Give all of the lines again exactly as they read.

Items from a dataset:
- - - -

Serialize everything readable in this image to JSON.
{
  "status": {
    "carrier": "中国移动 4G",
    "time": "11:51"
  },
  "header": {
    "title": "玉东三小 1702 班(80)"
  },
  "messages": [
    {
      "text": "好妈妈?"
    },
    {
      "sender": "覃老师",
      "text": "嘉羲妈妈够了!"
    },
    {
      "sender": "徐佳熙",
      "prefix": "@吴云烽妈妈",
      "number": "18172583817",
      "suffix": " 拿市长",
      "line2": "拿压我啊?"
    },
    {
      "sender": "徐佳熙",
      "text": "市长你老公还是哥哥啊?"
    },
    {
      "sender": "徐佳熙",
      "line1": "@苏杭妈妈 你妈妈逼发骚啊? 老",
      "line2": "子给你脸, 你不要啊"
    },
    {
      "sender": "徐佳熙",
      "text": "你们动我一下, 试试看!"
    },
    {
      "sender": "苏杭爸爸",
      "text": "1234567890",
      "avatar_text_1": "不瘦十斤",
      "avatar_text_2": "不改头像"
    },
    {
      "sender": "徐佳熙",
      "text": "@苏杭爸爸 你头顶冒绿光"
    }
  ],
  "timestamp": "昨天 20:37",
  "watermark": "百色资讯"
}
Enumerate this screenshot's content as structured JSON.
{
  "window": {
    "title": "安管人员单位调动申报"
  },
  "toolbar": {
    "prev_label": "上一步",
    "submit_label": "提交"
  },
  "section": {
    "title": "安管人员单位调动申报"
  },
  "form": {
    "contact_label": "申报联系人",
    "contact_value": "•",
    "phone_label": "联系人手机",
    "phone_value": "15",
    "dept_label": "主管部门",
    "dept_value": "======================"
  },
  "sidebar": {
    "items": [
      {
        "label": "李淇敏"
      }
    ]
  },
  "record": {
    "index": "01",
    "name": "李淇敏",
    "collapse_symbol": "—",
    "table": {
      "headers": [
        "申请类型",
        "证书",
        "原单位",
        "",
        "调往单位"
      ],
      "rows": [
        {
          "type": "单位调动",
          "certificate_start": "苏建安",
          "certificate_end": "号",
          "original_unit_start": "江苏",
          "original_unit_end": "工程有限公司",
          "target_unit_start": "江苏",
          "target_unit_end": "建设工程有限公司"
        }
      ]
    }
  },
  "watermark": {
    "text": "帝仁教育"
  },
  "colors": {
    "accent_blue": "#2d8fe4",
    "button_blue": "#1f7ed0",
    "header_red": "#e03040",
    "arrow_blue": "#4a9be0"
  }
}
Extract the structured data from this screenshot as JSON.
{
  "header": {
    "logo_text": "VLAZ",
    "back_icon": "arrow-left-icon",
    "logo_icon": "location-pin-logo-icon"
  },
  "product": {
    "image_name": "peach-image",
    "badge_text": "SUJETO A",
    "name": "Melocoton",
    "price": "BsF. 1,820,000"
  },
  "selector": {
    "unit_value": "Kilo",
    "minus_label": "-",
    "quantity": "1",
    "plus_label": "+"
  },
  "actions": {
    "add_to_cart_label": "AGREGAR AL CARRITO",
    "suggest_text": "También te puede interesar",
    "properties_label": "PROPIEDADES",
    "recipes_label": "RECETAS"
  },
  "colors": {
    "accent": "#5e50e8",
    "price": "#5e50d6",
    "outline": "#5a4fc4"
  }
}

- - - -

**ANSWER TO THIS PROBLEM:**
Serialize everything readable in this image to JSON.
{
  "status": {
    "carrier": "中国移动 4G",
    "time": "11:51"
  },
  "header": {
    "title": "玉东三小 1702 班(80)"
  },
  "messages": [
    {
      "text": "好妈妈?"
    },
    {
      "sender": "覃老师",
      "text": "嘉羲妈妈够了!"
    },
    {
      "sender": "徐佳熙",
      "prefix": "@吴云烽妈妈",
      "number": "18172583817",
      "suffix": " 拿市长",
      "line2": "拿压我啊?"
    },
    {
      "sender": "徐佳熙",
      "text": "市长你老公还是哥哥啊?"
    },
    {
      "sender": "徐佳熙",
      "line1": "@苏杭妈妈 你妈妈逼发骚啊? 老",
      "line2": "子给你脸, 你不要啊"
    },
    {
      "sender": "徐佳熙",
      "text": "你们动我一下, 试试看!"
    },
    {
      "sender": "苏杭爸爸",
      "text": "1234567890",
      "avatar_text_1": "不瘦十斤",
      "avatar_text_2": "不改头像"
    },
    {
      "sender": "徐佳熙",
      "text": "@苏杭爸爸 你头顶冒绿光"
    }
  ],
  "timestamp": "昨天 20:37",
  "watermark": "百色资讯"
}
Enumerate this screenshot's content as structured JSON.
{
  "window": {
    "title": "安管人员单位调动申报"
  },
  "toolbar": {
    "prev_label": "上一步",
    "submit_label": "提交"
  },
  "section": {
    "title": "安管人员单位调动申报"
  },
  "form": {
    "contact_label": "申报联系人",
    "contact_value": "•",
    "phone_label": "联系人手机",
    "phone_value": "15",
    "dept_label": "主管部门",
    "dept_value": "======================"
  },
  "sidebar": {
    "items": [
      {
        "label": "李淇敏"
      }
    ]
  },
  "record": {
    "index": "01",
    "name": "李淇敏",
    "collapse_symbol": "—",
    "table": {
      "headers": [
        "申请类型",
        "证书",
        "原单位",
        "",
        "调往单位"
      ],
      "rows": [
        {
          "type": "单位调动",
          "certificate_start": "苏建安",
          "certificate_end": "号",
          "original_unit_start": "江苏",
          "original_unit_end": "工程有限公司",
          "target_unit_start": "江苏",
          "target_unit_end": "建设工程有限公司"
        }
      ]
    }
  },
  "watermark": {
    "text": "帝仁教育"
  },
  "colors": {
    "accent_blue": "#2d8fe4",
    "button_blue": "#1f7ed0",
    "header_red": "#e03040",
    "arrow_blue": "#4a9be0"
  }
}
Extract the structured data from this screenshot as JSON.
{
  "header": {
    "logo_text": "VLAZ",
    "back_icon": "arrow-left-icon",
    "logo_icon": "location-pin-logo-icon"
  },
  "product": {
    "image_name": "peach-image",
    "badge_text": "SUJETO A",
    "name": "Melocoton",
    "price": "BsF. 1,820,000"
  },
  "selector": {
    "unit_value": "Kilo",
    "minus_label": "-",
    "quantity": "1",
    "plus_label": "+"
  },
  "actions": {
    "add_to_cart_label": "AGREGAR AL CARRITO",
    "suggest_text": "También te puede interesar",
    "properties_label": "PROPIEDADES",
    "recipes_label": "RECETAS"
  },
  "colors": {
    "accent": "#5e50e8",
    "price": "#5e50d6",
    "outline": "#5a4fc4"
  }
}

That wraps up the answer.